%%
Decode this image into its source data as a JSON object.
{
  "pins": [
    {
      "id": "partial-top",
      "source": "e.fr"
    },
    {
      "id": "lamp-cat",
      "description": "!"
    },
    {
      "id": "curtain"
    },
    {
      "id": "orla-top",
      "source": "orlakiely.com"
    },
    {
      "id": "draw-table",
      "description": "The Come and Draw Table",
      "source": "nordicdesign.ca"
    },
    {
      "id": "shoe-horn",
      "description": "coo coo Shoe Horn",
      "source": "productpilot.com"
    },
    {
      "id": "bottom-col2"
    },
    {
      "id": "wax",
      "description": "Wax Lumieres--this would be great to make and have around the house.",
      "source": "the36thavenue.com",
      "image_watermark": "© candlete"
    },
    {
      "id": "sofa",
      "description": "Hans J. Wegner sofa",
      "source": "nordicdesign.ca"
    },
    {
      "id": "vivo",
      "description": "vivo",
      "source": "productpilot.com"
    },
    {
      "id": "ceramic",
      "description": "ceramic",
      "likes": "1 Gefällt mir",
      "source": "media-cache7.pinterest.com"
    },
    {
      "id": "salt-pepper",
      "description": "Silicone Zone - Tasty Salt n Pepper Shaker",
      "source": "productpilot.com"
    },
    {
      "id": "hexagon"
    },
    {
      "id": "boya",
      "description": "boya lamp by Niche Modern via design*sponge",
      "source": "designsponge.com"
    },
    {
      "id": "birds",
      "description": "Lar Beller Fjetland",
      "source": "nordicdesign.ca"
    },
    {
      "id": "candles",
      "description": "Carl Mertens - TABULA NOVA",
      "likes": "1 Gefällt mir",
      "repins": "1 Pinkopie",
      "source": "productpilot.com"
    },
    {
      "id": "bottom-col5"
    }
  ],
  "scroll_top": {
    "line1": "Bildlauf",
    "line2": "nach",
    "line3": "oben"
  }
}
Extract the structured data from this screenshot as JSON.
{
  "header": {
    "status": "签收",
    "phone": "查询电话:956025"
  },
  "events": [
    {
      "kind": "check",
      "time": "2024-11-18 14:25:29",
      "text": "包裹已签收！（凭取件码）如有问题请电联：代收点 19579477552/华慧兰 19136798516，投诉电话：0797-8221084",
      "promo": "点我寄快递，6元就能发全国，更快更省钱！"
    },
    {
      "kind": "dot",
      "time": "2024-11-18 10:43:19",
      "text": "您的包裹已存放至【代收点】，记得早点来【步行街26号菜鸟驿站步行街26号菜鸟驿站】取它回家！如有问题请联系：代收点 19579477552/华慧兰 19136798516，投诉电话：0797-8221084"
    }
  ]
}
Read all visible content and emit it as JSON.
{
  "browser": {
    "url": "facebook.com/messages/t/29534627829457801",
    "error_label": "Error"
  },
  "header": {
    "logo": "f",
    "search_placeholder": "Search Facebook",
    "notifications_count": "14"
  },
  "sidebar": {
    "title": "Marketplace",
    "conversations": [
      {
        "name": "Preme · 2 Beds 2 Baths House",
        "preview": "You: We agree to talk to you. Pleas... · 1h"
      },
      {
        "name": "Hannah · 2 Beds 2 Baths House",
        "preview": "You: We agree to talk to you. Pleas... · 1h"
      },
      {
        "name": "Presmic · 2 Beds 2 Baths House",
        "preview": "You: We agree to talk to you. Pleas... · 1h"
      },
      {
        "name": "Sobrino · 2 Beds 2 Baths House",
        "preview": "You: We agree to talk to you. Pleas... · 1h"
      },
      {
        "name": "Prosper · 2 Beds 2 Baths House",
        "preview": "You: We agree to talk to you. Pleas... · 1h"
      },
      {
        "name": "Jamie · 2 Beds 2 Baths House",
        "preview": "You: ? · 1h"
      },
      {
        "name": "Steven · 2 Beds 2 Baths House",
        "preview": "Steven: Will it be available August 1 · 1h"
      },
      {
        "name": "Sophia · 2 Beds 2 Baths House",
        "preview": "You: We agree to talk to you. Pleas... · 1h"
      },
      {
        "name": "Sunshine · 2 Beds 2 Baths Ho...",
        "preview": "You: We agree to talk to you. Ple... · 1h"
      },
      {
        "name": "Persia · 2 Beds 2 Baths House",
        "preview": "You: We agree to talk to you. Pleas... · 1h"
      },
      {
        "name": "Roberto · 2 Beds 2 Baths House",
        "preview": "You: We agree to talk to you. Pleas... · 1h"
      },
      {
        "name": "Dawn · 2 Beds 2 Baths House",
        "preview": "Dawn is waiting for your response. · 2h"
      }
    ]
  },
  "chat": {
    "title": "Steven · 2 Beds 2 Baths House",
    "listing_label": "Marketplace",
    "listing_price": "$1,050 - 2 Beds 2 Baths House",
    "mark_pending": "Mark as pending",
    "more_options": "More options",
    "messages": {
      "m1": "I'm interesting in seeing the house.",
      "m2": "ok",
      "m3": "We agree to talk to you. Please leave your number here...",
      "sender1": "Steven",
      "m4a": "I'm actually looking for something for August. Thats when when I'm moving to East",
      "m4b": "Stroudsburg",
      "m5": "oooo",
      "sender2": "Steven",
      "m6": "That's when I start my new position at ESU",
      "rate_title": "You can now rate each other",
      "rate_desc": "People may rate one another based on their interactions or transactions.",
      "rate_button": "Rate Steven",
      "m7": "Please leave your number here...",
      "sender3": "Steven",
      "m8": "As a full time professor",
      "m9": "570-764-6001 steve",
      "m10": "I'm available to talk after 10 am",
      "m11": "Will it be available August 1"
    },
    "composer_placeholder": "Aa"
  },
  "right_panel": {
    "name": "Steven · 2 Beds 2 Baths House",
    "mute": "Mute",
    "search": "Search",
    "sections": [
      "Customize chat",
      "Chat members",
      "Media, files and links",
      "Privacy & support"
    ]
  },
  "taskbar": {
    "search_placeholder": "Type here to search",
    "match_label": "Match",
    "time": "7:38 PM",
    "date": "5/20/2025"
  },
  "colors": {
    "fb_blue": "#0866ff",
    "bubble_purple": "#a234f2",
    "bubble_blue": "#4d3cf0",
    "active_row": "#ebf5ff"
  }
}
%%
● **What to do**
Copy all lines from the material that include "number".

● **Correct result**
      "m3": "We agree to talk to you. Please leave your number here...",
      "m7": "Please leave your number here...",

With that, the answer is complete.